- _Source extract_
____
[EM] VoteFair Ranking software version 6.0 in C++ with MIT license

Fri Jan 10 03:30:47 PST 2020

On 06/01/2020 06.19, VoteFair wrote:
> On 1/5/2020 5:48 AM, Kristofer Munsterhjelm wrote:
>> Do you agree with my point about the use of the term "mathematically
>> equivalent"? If the method appears to be equivalent, that might give the
>> impression that you don't need to care about cycles at all.
> 
> VoteFair popularity ranking IS mathematically equivalent to the
> Condorcet-Kemeny method. The difference is that John Kemeny described
> the version that counts disapprovals (and finds the smallest sequence
> score), whereas VoteFair popularity ranking counts approvals (and finds
> the largest sequence score).
> 
> The VoteFair Ranking software does calculate the full version (of
> VoteFair popularity ranking) to the extent that the
> "global_check_all_scores_choice_limit" value is as large as desired.
> 
> I choose to leave that value at 6, even though it could be set to 20 or
> higher with no execution errors.  Of course in that case it would be
> helpful to insert code that checks for time delays and shows progress in
> case a Condorcet cycle is slowing it down.

What you seem to be saying is that the objective function (what you're
trying to optimize), when taking into account the direction of the
optimization, is the same, so the problem is mathematically equivalent.
____
- _Requirement A_
In the VoteFair thread, what value is "global_check_all_scores_choice_limit" left at?
- _Requirement B_
Please list every date that appears in the VoteFair thread.
None of the items that follow are needed.

Element region listings
____
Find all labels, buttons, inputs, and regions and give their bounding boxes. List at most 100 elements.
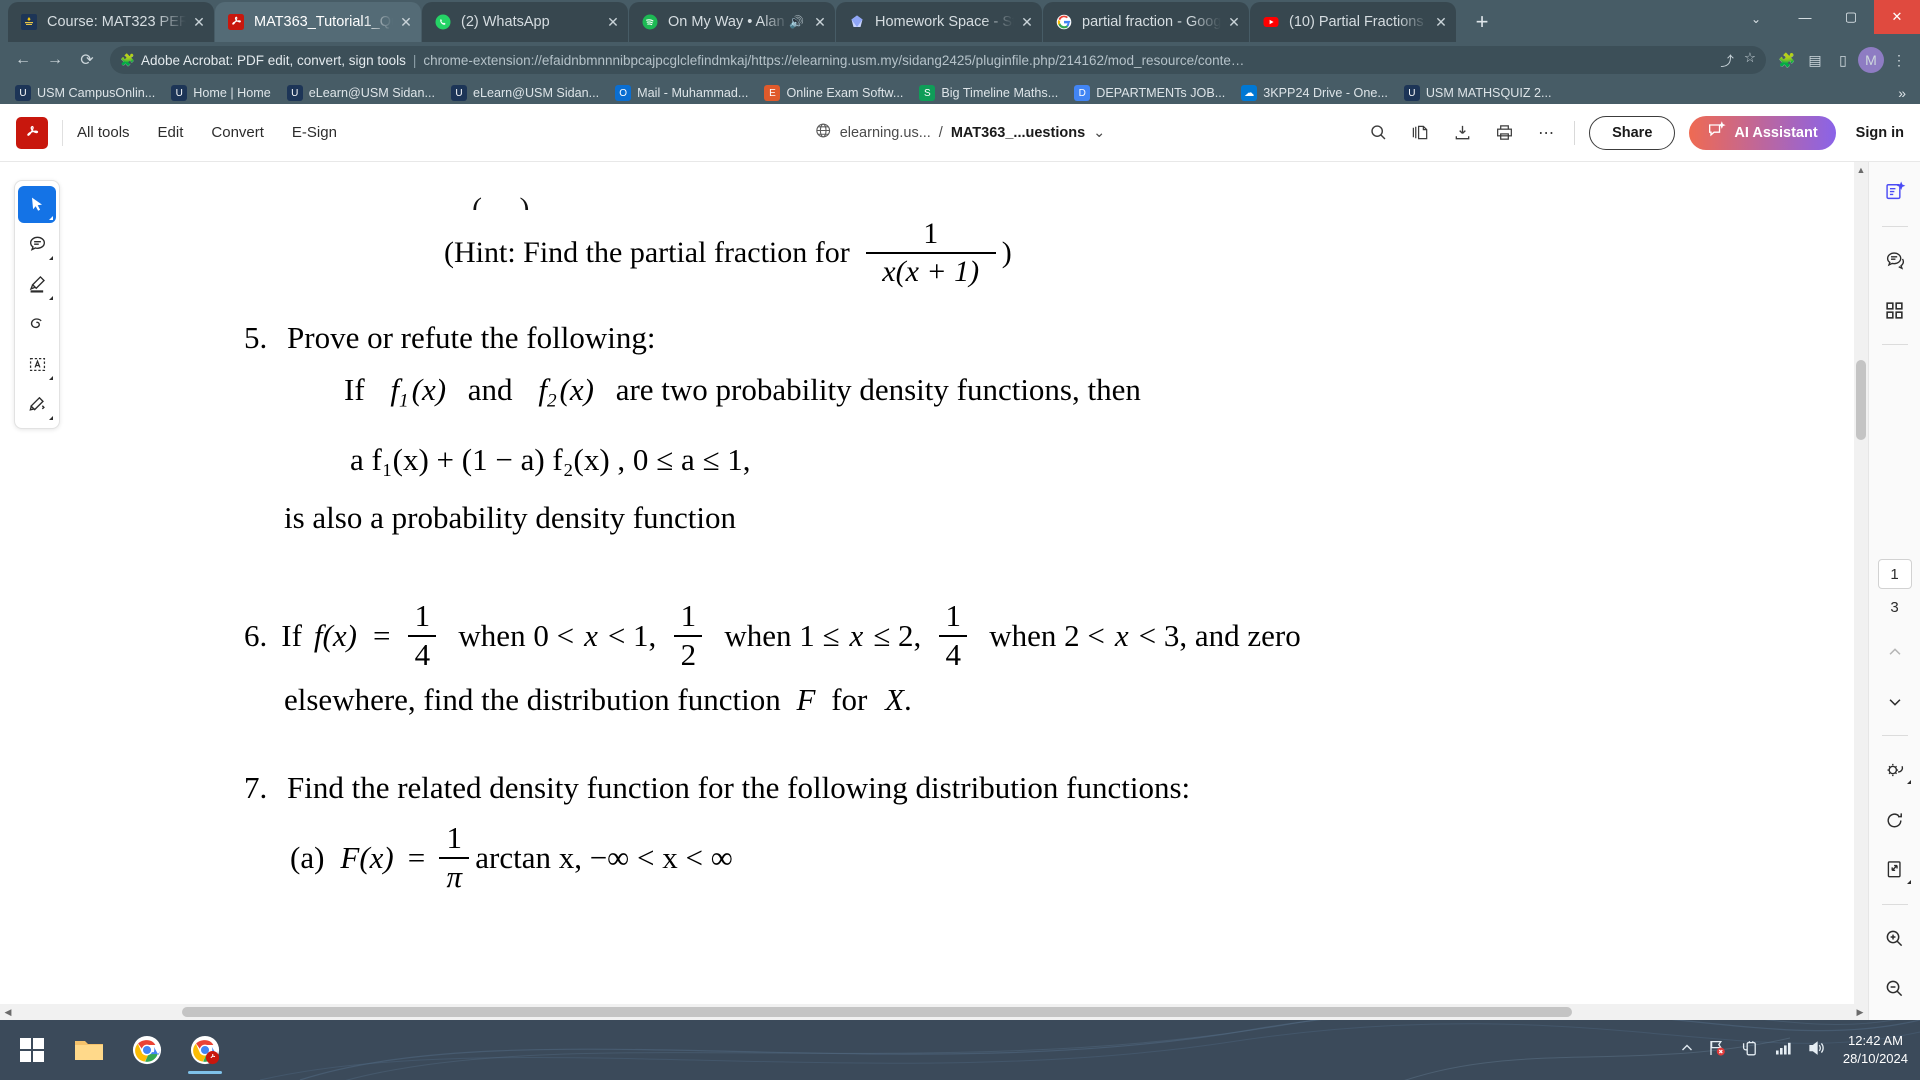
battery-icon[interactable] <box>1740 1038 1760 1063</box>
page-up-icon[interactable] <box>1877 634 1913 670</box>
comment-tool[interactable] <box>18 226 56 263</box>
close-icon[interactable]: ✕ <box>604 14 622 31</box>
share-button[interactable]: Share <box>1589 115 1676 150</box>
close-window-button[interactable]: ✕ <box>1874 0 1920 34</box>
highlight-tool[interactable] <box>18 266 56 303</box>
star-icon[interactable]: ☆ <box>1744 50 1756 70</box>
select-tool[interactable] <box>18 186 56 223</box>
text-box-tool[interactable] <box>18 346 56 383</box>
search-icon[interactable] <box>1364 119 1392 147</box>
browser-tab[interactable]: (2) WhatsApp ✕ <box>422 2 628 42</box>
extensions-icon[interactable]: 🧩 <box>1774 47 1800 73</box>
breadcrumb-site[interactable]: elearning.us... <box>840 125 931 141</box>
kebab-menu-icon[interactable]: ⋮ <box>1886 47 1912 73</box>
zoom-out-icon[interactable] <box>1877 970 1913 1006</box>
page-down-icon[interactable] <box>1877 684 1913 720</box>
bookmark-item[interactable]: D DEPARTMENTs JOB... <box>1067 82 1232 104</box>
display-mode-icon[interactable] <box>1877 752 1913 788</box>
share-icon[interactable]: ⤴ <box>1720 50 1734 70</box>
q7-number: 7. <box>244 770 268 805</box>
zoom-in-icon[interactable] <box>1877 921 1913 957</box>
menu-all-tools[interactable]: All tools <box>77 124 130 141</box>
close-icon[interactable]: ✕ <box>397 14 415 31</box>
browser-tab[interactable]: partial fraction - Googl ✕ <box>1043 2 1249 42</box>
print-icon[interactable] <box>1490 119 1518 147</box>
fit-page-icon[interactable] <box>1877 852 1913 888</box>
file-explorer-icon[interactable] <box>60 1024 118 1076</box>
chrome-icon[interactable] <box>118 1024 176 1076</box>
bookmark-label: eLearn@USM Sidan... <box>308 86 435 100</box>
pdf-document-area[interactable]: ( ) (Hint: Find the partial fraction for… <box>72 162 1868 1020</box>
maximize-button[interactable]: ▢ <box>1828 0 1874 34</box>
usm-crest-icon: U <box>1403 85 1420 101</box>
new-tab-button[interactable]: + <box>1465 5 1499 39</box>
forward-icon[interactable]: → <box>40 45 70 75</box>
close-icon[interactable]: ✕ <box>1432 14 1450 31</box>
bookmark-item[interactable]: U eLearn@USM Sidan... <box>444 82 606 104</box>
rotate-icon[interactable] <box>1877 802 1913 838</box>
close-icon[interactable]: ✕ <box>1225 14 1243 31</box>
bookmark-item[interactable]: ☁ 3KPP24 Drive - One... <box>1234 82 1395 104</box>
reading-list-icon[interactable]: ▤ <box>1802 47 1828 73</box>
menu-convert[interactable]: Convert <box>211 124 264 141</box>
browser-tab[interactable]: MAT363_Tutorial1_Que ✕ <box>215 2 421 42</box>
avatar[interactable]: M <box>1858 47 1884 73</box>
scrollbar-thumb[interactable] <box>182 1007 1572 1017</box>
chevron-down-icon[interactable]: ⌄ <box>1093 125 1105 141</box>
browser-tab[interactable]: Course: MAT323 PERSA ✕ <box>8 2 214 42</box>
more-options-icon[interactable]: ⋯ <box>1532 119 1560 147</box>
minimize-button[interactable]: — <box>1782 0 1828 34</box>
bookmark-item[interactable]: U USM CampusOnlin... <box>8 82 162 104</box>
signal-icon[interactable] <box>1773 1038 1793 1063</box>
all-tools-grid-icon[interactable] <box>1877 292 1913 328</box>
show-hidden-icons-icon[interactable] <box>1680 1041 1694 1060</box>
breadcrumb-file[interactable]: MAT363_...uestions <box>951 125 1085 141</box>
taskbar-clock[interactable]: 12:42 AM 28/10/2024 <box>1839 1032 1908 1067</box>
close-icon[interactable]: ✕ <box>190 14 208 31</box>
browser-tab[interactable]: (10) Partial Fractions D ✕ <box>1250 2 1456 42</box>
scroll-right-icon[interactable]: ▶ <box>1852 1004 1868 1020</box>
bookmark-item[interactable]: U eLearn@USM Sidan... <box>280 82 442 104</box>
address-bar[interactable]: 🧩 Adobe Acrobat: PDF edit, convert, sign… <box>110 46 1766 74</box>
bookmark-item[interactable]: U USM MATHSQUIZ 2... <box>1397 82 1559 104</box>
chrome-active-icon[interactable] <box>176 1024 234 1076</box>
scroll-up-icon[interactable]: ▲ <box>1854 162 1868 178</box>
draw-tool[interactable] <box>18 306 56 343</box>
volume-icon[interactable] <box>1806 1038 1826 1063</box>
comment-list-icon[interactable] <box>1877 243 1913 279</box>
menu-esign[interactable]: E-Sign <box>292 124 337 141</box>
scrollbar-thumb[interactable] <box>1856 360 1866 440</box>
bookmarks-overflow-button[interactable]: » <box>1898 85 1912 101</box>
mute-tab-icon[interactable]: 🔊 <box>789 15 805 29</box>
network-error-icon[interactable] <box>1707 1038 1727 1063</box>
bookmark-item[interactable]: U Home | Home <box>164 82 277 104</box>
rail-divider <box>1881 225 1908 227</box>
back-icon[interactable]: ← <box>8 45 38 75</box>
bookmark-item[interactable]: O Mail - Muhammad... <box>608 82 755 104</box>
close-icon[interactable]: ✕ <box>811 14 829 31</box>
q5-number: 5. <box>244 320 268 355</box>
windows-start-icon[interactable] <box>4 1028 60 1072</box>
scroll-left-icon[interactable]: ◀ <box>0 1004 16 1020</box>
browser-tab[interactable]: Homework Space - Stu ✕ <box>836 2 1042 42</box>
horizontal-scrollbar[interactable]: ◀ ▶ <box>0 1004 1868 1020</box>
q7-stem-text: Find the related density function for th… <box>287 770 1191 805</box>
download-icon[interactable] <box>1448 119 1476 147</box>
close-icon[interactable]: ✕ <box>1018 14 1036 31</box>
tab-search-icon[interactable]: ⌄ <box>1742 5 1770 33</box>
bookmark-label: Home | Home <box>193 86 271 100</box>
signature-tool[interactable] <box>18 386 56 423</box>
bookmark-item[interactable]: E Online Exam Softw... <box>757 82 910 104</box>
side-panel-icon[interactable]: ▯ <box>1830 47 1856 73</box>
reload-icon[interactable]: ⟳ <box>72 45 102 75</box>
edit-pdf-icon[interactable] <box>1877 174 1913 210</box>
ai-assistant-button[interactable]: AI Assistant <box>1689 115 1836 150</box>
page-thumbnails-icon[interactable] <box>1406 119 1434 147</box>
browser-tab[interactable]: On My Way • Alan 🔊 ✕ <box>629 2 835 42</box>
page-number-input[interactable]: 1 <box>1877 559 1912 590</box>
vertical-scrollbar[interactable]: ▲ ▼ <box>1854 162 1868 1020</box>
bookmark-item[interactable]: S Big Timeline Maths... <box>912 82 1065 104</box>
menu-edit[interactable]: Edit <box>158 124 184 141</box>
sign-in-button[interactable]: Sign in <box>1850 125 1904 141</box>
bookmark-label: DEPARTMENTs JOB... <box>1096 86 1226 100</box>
____
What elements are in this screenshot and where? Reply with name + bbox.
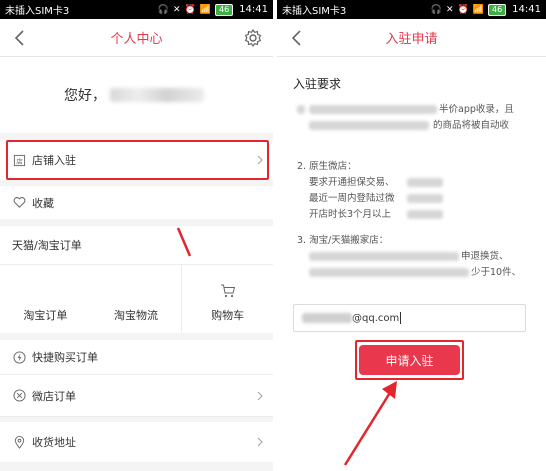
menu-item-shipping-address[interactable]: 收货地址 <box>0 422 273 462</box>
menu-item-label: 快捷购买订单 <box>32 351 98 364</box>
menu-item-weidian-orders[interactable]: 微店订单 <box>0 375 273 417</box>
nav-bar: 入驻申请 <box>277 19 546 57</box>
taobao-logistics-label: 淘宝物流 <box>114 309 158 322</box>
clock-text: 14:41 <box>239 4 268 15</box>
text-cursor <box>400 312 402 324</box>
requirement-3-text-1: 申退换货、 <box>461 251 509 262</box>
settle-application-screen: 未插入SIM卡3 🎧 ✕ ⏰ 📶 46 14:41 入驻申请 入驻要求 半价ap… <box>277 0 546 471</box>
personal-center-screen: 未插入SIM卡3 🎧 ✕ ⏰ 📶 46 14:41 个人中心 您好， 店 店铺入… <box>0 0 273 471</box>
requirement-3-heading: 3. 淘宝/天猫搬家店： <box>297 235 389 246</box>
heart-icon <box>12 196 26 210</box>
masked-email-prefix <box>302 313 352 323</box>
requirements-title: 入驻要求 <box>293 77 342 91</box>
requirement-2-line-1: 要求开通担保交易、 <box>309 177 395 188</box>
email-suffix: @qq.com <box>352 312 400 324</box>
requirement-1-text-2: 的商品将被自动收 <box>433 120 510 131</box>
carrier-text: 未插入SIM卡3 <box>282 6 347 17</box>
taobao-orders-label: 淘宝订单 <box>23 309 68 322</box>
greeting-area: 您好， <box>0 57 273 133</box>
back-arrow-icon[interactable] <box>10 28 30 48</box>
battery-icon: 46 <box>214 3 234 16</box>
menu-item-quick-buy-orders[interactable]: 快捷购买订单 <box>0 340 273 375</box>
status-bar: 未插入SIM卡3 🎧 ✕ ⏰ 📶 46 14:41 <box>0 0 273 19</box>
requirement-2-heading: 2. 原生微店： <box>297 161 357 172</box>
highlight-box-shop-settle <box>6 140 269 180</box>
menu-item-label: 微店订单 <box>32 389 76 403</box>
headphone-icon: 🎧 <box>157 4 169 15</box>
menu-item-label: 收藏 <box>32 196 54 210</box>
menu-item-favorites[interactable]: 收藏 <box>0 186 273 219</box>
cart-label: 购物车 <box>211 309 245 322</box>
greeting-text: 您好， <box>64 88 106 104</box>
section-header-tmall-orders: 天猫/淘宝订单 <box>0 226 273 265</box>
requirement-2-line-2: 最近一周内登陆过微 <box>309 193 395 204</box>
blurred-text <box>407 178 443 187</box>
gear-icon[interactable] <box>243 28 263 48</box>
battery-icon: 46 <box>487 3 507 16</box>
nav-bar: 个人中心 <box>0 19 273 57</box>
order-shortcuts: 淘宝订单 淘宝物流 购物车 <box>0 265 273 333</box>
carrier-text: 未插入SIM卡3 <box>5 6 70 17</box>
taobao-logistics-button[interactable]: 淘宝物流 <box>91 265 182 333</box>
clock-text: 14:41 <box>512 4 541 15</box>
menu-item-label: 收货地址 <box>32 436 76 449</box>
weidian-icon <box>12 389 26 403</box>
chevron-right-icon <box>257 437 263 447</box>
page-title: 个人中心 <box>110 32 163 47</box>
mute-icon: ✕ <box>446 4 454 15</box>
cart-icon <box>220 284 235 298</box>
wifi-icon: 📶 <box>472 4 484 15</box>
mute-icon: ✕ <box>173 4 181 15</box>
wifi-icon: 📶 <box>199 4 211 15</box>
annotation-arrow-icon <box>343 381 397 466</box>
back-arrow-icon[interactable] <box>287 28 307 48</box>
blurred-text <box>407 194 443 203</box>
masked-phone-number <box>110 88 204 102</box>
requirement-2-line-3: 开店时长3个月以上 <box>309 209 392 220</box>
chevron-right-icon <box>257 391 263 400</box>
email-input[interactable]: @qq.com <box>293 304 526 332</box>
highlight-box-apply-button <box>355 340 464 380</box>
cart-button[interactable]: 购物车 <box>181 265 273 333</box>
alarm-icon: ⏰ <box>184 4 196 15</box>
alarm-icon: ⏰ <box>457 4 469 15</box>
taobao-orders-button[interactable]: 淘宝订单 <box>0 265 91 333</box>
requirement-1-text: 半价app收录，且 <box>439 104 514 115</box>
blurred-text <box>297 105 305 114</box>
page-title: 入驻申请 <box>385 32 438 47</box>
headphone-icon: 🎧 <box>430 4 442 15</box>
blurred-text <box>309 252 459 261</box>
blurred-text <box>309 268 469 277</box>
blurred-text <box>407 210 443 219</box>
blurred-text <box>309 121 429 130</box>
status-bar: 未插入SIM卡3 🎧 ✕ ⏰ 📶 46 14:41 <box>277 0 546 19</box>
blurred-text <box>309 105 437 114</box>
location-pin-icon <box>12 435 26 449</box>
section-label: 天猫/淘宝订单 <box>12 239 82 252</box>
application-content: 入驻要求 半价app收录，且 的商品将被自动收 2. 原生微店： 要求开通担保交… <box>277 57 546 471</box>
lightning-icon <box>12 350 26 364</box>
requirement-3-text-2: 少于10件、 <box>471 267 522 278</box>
____
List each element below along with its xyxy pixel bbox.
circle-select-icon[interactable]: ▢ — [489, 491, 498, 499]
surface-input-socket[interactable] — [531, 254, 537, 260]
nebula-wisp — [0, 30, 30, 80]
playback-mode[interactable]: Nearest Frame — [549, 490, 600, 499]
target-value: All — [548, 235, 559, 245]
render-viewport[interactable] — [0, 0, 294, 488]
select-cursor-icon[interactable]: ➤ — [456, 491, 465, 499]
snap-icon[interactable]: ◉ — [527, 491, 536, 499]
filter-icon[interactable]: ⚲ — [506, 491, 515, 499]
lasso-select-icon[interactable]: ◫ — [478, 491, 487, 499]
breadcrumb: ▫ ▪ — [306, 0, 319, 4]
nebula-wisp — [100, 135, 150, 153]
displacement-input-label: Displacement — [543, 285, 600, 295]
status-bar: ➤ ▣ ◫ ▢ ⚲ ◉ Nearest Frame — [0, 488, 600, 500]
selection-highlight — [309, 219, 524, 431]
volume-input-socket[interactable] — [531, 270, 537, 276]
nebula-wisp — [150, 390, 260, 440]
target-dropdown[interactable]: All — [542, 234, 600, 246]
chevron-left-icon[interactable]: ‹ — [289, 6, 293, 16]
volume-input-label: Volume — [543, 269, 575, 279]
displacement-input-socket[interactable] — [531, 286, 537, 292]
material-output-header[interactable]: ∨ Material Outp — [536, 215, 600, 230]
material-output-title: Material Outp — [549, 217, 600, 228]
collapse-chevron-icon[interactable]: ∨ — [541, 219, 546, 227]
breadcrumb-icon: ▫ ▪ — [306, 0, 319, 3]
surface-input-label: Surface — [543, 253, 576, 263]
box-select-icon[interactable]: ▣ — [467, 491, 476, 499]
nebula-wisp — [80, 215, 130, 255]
____
- _Final result A_
6

- _Final result B_
- Fri Jan 10 03:30:47 PST 2020
- 06/01/2020
- 1/5/2020